What is being asked:
Filter this material down to the lines that hold "text", copying each one.

Dataset items
%%

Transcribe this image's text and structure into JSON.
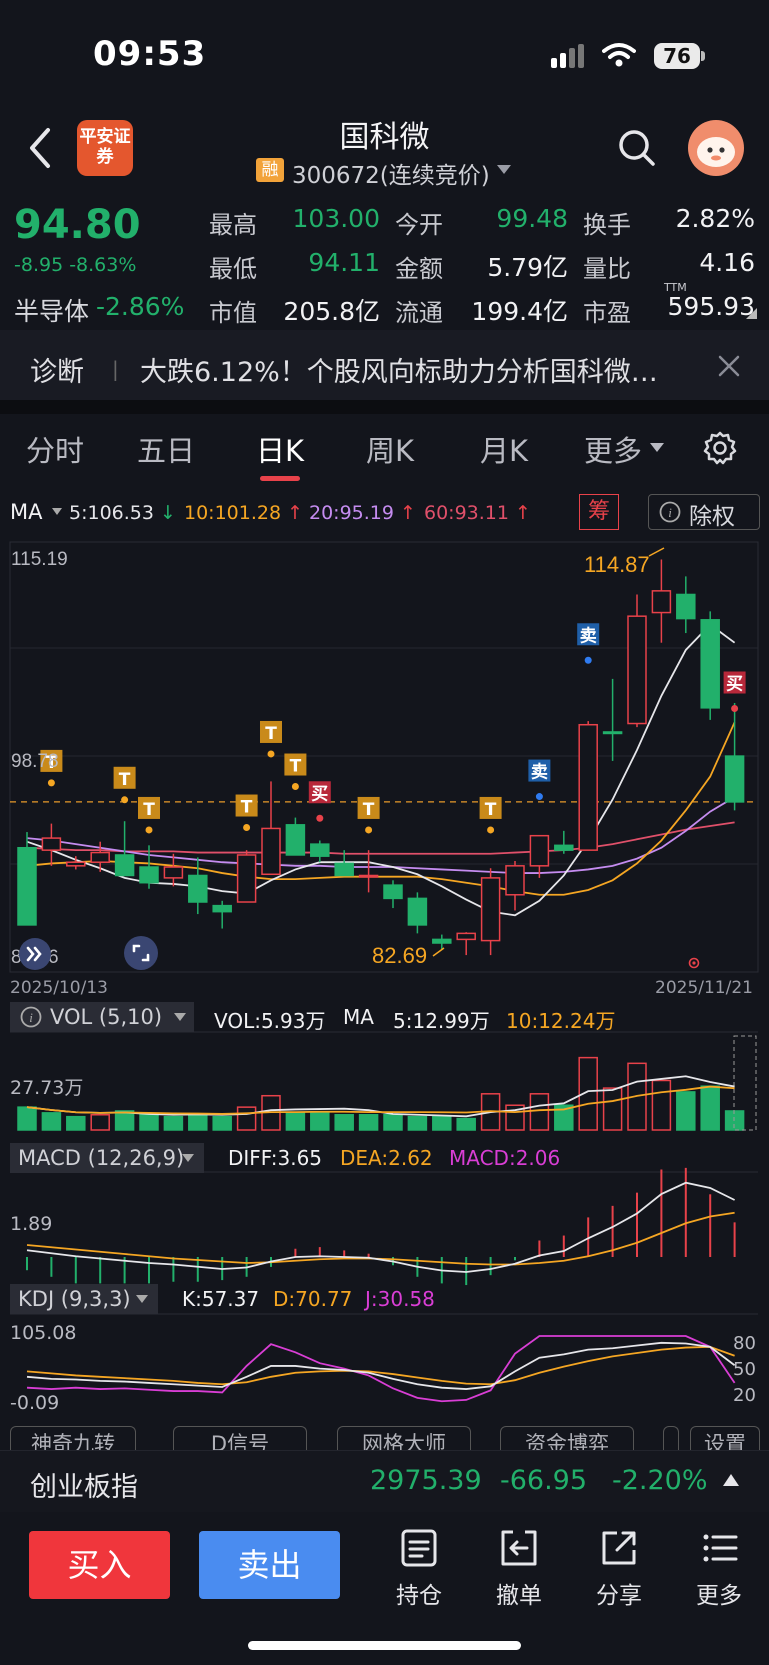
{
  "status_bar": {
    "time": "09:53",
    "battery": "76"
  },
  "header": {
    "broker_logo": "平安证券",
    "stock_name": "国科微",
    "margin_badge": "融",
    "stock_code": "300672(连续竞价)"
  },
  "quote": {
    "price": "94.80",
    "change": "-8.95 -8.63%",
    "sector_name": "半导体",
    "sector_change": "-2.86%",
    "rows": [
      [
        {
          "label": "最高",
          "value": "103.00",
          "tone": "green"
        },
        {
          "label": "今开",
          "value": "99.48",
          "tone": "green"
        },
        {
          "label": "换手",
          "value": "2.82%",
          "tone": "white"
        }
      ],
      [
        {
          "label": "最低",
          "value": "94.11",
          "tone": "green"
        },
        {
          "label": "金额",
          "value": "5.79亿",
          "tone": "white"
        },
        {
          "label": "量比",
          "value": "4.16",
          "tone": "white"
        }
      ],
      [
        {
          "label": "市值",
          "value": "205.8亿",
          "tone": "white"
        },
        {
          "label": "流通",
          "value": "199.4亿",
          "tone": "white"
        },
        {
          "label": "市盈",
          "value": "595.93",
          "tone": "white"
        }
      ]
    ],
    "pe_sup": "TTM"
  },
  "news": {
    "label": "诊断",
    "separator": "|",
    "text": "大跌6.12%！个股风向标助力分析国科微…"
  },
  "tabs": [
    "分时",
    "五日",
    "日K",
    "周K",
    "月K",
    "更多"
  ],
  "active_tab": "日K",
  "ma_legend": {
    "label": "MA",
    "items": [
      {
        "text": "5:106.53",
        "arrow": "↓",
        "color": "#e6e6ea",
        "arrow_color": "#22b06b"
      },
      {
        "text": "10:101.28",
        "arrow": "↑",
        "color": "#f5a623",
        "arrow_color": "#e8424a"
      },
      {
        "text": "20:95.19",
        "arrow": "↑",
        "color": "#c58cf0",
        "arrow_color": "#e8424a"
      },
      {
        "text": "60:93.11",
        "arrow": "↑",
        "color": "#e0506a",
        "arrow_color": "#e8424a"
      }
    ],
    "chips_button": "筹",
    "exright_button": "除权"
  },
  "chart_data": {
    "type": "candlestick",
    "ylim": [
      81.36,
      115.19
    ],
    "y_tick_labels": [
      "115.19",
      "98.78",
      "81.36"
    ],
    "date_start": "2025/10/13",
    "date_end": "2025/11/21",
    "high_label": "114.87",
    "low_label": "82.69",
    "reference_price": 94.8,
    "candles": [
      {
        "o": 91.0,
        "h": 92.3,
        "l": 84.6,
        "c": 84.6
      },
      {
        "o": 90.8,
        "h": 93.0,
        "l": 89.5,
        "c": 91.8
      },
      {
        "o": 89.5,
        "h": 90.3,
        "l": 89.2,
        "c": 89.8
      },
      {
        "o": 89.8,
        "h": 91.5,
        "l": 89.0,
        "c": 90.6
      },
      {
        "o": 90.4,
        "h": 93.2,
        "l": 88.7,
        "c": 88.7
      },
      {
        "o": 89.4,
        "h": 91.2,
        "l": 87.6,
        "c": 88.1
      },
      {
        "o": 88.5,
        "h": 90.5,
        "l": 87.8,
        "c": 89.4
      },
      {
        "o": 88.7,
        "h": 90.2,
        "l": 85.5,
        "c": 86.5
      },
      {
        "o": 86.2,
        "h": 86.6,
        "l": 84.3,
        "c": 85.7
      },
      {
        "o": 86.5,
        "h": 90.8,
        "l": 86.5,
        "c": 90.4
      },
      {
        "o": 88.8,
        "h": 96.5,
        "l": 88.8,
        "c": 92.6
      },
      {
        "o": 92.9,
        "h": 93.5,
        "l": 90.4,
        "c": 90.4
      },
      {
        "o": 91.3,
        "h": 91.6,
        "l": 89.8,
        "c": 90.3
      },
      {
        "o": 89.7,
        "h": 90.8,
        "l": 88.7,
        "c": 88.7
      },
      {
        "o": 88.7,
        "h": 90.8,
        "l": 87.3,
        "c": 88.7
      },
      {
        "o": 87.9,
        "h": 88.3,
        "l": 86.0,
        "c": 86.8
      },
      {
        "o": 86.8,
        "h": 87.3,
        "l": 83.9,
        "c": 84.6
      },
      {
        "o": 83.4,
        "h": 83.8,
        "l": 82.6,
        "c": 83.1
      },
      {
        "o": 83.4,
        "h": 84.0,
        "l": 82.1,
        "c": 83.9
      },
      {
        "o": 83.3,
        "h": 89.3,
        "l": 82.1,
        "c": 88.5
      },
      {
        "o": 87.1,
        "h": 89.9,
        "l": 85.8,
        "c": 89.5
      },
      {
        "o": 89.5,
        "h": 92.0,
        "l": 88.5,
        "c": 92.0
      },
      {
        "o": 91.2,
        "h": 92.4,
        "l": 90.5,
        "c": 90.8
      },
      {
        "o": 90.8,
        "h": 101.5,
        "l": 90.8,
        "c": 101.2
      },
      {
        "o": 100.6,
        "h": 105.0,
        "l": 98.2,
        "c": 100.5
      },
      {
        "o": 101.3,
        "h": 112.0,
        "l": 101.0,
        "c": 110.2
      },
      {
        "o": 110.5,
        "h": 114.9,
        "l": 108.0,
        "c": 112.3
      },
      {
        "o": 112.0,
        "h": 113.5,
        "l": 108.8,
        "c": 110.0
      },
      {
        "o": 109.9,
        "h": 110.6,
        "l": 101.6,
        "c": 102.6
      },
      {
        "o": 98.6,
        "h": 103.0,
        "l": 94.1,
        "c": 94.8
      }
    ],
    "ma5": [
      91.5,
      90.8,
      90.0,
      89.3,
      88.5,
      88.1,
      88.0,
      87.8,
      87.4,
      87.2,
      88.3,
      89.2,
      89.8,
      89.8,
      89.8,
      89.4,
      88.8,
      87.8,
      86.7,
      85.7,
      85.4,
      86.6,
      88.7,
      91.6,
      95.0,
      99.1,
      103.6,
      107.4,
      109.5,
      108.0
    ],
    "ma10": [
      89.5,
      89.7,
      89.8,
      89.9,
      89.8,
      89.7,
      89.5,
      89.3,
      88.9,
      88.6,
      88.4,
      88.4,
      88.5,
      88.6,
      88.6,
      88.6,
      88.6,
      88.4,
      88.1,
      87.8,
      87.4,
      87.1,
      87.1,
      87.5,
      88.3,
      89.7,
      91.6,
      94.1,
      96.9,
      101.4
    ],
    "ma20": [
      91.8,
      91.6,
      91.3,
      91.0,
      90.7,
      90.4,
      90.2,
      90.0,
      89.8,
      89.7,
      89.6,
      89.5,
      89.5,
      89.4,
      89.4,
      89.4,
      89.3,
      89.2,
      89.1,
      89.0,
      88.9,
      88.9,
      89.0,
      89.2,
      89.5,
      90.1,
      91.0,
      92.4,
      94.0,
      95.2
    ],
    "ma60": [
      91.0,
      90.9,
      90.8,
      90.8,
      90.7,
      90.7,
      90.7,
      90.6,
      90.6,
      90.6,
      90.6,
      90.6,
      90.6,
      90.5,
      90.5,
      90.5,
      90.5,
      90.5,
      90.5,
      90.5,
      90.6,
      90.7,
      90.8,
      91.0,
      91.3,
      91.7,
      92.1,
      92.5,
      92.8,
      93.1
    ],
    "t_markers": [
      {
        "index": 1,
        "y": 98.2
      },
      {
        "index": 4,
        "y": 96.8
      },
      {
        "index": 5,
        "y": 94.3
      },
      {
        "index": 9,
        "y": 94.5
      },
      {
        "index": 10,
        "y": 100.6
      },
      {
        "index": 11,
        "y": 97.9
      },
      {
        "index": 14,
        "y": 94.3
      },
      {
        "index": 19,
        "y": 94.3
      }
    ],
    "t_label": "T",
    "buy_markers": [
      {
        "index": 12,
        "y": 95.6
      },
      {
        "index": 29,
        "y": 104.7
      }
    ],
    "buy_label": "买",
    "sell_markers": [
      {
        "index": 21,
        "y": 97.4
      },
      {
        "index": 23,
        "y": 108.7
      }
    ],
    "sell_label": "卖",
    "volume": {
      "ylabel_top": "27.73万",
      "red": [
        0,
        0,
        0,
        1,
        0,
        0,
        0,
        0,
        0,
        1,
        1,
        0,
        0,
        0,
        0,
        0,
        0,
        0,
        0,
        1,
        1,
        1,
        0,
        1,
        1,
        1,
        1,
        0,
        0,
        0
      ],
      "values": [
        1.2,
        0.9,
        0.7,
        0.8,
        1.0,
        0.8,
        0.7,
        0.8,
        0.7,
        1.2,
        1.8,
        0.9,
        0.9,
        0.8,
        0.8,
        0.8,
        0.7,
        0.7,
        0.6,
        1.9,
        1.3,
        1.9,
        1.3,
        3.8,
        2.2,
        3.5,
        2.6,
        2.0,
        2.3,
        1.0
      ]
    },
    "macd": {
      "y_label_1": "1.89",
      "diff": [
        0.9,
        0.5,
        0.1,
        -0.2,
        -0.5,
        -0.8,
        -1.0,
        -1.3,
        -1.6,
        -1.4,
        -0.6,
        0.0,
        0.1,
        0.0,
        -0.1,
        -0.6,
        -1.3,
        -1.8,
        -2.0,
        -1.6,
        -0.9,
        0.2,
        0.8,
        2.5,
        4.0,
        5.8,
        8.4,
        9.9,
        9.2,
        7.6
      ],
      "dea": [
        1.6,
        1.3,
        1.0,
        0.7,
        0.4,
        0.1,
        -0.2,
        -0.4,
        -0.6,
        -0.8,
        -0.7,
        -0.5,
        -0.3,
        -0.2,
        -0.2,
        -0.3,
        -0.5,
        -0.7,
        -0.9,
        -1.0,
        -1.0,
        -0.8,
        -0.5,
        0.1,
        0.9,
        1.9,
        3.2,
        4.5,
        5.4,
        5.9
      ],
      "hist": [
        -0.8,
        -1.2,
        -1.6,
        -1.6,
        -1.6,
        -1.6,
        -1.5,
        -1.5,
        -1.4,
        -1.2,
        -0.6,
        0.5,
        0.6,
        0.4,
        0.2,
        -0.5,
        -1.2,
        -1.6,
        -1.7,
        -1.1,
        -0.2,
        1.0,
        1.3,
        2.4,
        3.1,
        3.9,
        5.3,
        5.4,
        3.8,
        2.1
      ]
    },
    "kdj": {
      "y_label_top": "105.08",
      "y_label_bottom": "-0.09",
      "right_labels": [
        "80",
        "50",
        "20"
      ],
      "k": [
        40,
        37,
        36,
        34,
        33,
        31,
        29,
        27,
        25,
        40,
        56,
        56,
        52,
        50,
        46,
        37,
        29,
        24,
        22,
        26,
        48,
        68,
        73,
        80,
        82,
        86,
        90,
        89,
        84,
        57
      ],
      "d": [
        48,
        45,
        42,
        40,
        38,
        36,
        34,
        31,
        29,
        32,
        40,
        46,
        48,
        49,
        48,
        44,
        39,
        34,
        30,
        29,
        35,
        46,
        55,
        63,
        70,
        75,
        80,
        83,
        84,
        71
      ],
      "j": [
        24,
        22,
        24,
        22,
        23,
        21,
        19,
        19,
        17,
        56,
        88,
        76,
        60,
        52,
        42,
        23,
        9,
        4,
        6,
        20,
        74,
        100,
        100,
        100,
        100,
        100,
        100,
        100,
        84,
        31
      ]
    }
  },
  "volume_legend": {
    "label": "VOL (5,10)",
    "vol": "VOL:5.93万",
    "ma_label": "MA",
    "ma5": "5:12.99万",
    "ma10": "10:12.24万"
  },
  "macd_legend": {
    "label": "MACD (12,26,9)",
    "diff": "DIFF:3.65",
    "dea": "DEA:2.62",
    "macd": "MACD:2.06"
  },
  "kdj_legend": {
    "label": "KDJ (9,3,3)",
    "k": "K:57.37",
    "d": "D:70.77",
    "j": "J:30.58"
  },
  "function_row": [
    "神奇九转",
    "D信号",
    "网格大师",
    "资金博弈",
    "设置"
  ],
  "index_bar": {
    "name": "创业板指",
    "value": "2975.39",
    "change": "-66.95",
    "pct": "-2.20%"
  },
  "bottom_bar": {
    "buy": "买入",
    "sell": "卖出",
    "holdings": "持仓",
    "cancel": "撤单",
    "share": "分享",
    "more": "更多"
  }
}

%%

In response:
Transcribe this image's text and structure into JSON.
    "text": "大跌6.12%！个股风向标助力分析国科微…"
        "text": "5:106.53",
        "text": "10:101.28",
        "text": "20:95.19",
        "text": "60:93.11",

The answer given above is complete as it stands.